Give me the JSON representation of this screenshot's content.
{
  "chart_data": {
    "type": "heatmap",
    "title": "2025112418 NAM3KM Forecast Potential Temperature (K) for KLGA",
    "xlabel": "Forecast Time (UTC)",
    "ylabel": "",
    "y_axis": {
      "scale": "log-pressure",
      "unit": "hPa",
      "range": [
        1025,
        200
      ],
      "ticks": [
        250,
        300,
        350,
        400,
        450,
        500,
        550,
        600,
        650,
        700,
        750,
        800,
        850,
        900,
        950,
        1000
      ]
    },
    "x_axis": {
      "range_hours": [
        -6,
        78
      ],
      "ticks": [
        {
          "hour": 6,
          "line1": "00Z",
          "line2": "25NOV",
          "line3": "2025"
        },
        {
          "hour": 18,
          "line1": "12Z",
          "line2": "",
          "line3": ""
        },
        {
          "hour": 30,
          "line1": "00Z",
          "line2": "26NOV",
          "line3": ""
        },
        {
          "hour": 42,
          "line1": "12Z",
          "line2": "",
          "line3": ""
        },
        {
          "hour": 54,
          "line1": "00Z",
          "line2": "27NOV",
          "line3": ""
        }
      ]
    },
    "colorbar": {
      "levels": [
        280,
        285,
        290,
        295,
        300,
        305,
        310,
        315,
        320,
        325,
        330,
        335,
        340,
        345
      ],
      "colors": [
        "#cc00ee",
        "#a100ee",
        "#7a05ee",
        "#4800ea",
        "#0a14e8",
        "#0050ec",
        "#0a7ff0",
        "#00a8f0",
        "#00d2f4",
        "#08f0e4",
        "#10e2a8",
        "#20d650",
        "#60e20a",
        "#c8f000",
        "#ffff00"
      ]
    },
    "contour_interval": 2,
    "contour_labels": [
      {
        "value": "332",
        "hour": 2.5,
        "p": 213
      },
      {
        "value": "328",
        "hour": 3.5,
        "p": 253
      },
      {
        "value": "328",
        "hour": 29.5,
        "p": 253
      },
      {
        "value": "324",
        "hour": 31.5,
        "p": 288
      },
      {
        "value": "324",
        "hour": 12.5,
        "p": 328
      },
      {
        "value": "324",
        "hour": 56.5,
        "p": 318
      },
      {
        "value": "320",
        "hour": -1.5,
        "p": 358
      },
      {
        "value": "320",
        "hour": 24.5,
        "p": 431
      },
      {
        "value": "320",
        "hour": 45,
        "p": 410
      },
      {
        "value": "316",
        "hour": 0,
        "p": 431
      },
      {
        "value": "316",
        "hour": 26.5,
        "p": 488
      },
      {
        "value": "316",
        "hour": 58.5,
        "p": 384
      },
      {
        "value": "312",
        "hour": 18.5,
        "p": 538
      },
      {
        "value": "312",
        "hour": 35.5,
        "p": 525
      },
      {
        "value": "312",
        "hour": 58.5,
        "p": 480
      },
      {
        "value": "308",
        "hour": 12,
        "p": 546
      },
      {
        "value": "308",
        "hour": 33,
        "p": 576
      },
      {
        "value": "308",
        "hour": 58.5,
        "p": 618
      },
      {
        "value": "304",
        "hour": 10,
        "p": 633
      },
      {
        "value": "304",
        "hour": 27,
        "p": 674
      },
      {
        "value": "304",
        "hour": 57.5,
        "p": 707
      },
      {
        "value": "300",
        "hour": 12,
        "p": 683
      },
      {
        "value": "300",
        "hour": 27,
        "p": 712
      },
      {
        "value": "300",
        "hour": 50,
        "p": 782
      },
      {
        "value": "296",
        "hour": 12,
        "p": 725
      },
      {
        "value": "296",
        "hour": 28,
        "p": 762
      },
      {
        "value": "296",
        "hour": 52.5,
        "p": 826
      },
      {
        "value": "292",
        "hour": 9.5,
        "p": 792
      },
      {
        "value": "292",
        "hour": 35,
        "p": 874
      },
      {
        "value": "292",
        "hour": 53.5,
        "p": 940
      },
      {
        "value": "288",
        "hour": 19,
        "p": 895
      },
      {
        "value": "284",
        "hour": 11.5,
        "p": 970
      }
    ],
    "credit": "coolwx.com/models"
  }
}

::::

WHAT IS EXPECTED => Find all lines holding the string "Forecast" and copy them.

RESULT FOR THIS TASK =>
    "title": "2025112418 NAM3KM Forecast Potential Temperature (K) for KLGA",
    "xlabel": "Forecast Time (UTC)",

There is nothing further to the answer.